Problem to solve. Pictures in the data below are not part of the copy; transcribe everything else exactly.

Records provided.
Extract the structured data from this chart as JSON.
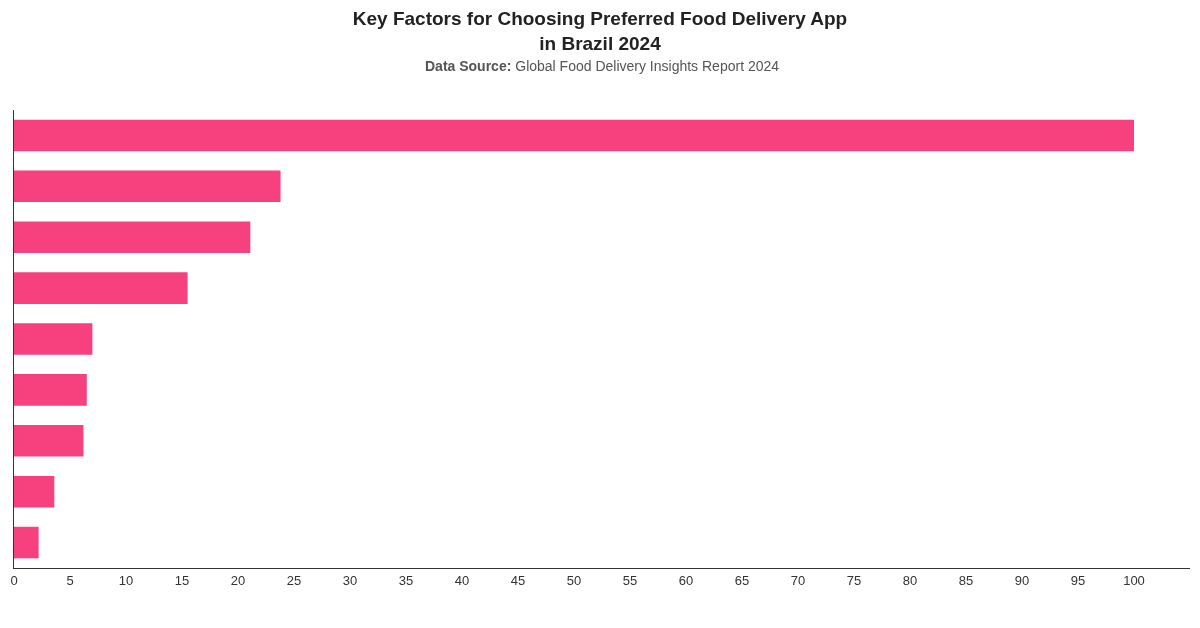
{
  "chart_data": {
    "type": "bar",
    "orientation": "horizontal",
    "title": "Key Factors for Choosing Preferred Food Delivery App\nin Brazil 2024",
    "subtitle": "Data Source: Global Food Delivery Insights Report 2024",
    "categories": [
      null,
      null,
      null,
      null,
      null,
      null,
      null,
      null,
      null
    ],
    "values": [
      100,
      23.8,
      21.1,
      15.5,
      7.0,
      6.5,
      6.2,
      3.6,
      2.2
    ],
    "color": "#f7417f",
    "xlim": [
      0,
      105
    ],
    "xticks": [
      0,
      5,
      10,
      15,
      20,
      25,
      30,
      35,
      40,
      45,
      50,
      55,
      60,
      65,
      70,
      75,
      80,
      85,
      90,
      95,
      100
    ],
    "tick_labels": "x",
    "legend": false
  }
}
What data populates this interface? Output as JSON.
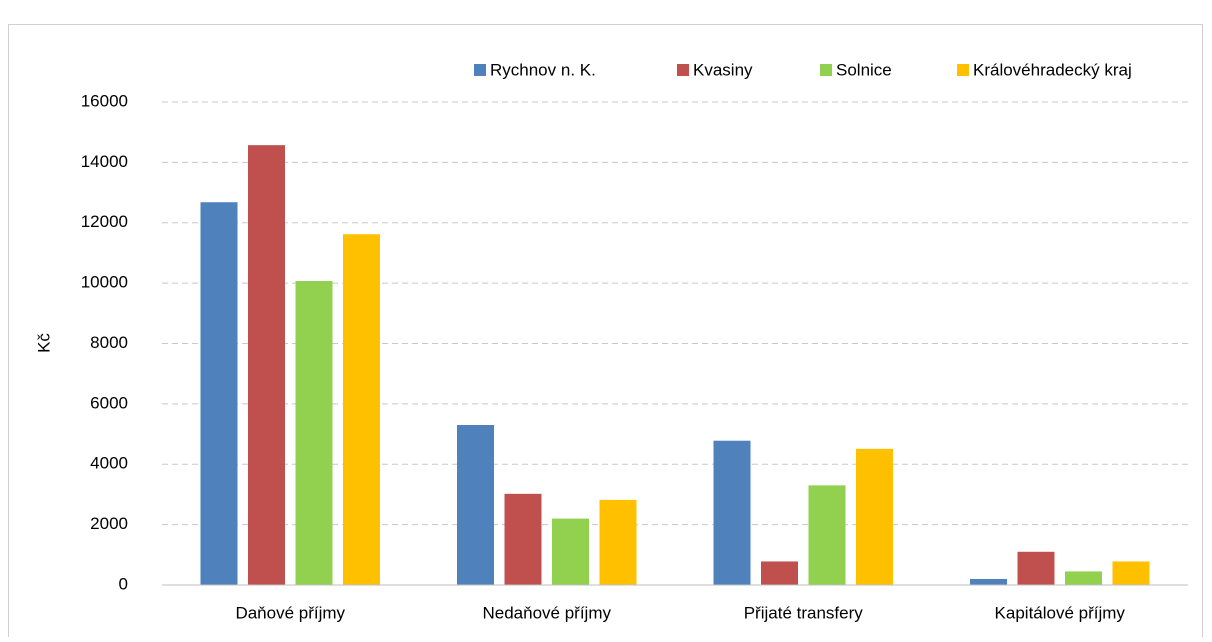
{
  "chart_data": {
    "type": "bar",
    "categories": [
      "Daňové příjmy",
      "Nedaňové příjmy",
      "Přijaté transfery",
      "Kapitálové příjmy"
    ],
    "series": [
      {
        "name": "Rychnov n. K.",
        "color": "#4f81bd",
        "values": [
          12680,
          5300,
          4780,
          200
        ]
      },
      {
        "name": "Kvasiny",
        "color": "#c0504d",
        "values": [
          14570,
          3020,
          780,
          1100
        ]
      },
      {
        "name": "Solnice",
        "color": "#92d050",
        "values": [
          10070,
          2200,
          3300,
          450
        ]
      },
      {
        "name": "Královéhradecký kraj",
        "color": "#ffc000",
        "values": [
          11620,
          2820,
          4510,
          780
        ]
      }
    ],
    "ylabel": "Kč",
    "ylim": [
      0,
      16000
    ],
    "yticks": [
      0,
      2000,
      4000,
      6000,
      8000,
      10000,
      12000,
      14000,
      16000
    ],
    "grid": true,
    "legend": "top"
  }
}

Solution for this exercise.
Extract the structured data from this chart as JSON.
{
  "chart_data": {
    "type": "bar",
    "orientation": "horizontal",
    "title": "Key Factors for Choosing Preferred Food Delivery App\nin Brazil 2024",
    "subtitle": "Data Source: Global Food Delivery Insights Report 2024",
    "categories": [
      null,
      null,
      null,
      null,
      null,
      null,
      null,
      null,
      null
    ],
    "values": [
      100,
      23.8,
      21.1,
      15.5,
      7.0,
      6.5,
      6.2,
      3.6,
      2.2
    ],
    "color": "#f7417f",
    "xlim": [
      0,
      105
    ],
    "xticks": [
      0,
      5,
      10,
      15,
      20,
      25,
      30,
      35,
      40,
      45,
      50,
      55,
      60,
      65,
      70,
      75,
      80,
      85,
      90,
      95,
      100
    ],
    "tick_labels": "x",
    "legend": false
  }
}
What data populates this interface? Output as JSON.
{
  "chart_data": {
    "type": "bar",
    "categories": [
      "Daňové příjmy",
      "Nedaňové příjmy",
      "Přijaté transfery",
      "Kapitálové příjmy"
    ],
    "series": [
      {
        "name": "Rychnov n. K.",
        "color": "#4f81bd",
        "values": [
          12680,
          5300,
          4780,
          200
        ]
      },
      {
        "name": "Kvasiny",
        "color": "#c0504d",
        "values": [
          14570,
          3020,
          780,
          1100
        ]
      },
      {
        "name": "Solnice",
        "color": "#92d050",
        "values": [
          10070,
          2200,
          3300,
          450
        ]
      },
      {
        "name": "Královéhradecký kraj",
        "color": "#ffc000",
        "values": [
          11620,
          2820,
          4510,
          780
        ]
      }
    ],
    "ylabel": "Kč",
    "ylim": [
      0,
      16000
    ],
    "yticks": [
      0,
      2000,
      4000,
      6000,
      8000,
      10000,
      12000,
      14000,
      16000
    ],
    "grid": true,
    "legend": "top"
  }
}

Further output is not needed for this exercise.